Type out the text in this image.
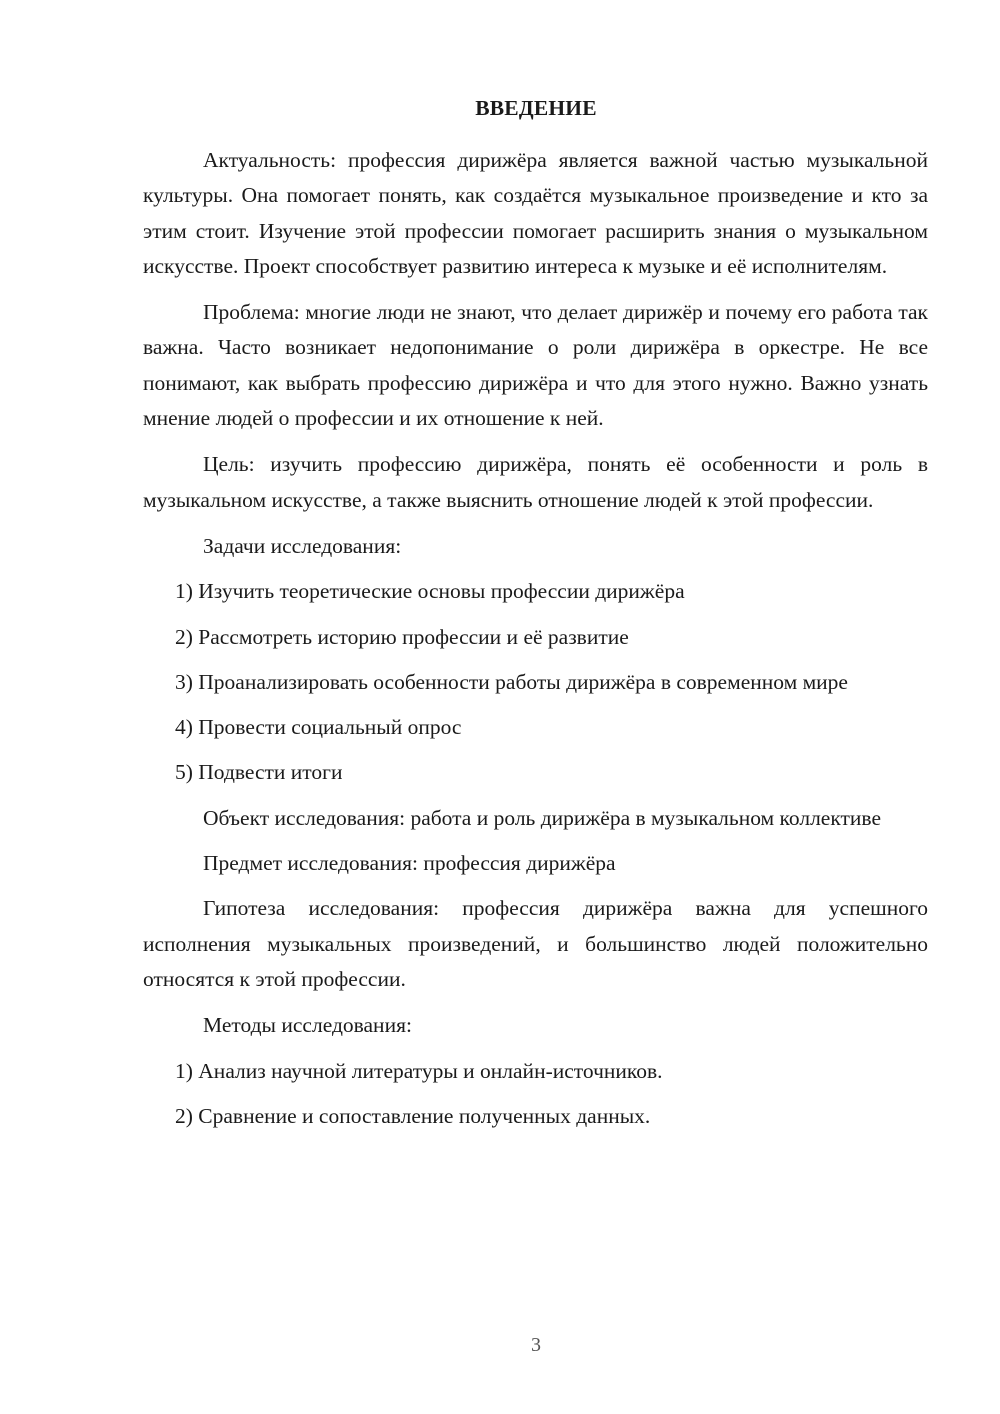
ВВЕДЕНИЕ

Актуальность: профессия дирижёра является важной частью музыкальной культуры. Она помогает понять, как создаётся музыкальное произведение и кто за этим стоит. Изучение этой профессии помогает расширить знания о музыкальном искусстве. Проект способствует развитию интереса к музыке и её исполнителям.

Проблема: многие люди не знают, что делает дирижёр и почему его работа так важна. Часто возникает недопонимание о роли дирижёра в оркестре. Не все понимают, как выбрать профессию дирижёра и что для этого нужно. Важно узнать мнение людей о профессии и их отношение к ней.

Цель: изучить профессию дирижёра, понять её особенности и роль в музыкальном искусстве, а также выяснить отношение людей к этой профессии.

Задачи исследования:

1) Изучить теоретические основы профессии дирижёра

2) Рассмотреть историю профессии и её развитие

3) Проанализировать особенности работы дирижёра в современном мире

4) Провести социальный опрос

5) Подвести итоги

Объект исследования: работа и роль дирижёра в музыкальном коллективе

Предмет исследования: профессия дирижёра

Гипотеза исследования: профессия дирижёра важна для успешного исполнения музыкальных произведений, и большинство людей положительно относятся к этой профессии.

Методы исследования:

1) Анализ научной литературы и онлайн-источников.

2) Сравнение и сопоставление полученных данных.

3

Task description
Write the full listing out again with every line unchanged, but include no pictures.

Exercise answer
Type out the text in this image.
ВВЕДЕНИЕ

Актуальность: профессия дирижёра является важной частью музыкальной культуры. Она помогает понять, как создаётся музыкальное произведение и кто за этим стоит. Изучение этой профессии помогает расширить знания о музыкальном искусстве. Проект способствует развитию интереса к музыке и её исполнителям.

Проблема: многие люди не знают, что делает дирижёр и почему его работа так важна. Часто возникает недопонимание о роли дирижёра в оркестре. Не все понимают, как выбрать профессию дирижёра и что для этого нужно. Важно узнать мнение людей о профессии и их отношение к ней.

Цель: изучить профессию дирижёра, понять её особенности и роль в музыкальном искусстве, а также выяснить отношение людей к этой профессии.

Задачи исследования:

1) Изучить теоретические основы профессии дирижёра

2) Рассмотреть историю профессии и её развитие

3) Проанализировать особенности работы дирижёра в современном мире

4) Провести социальный опрос

5) Подвести итоги

Объект исследования: работа и роль дирижёра в музыкальном коллективе

Предмет исследования: профессия дирижёра

Гипотеза исследования: профессия дирижёра важна для успешного исполнения музыкальных произведений, и большинство людей положительно относятся к этой профессии.

Методы исследования:

1) Анализ научной литературы и онлайн-источников.

2) Сравнение и сопоставление полученных данных.

3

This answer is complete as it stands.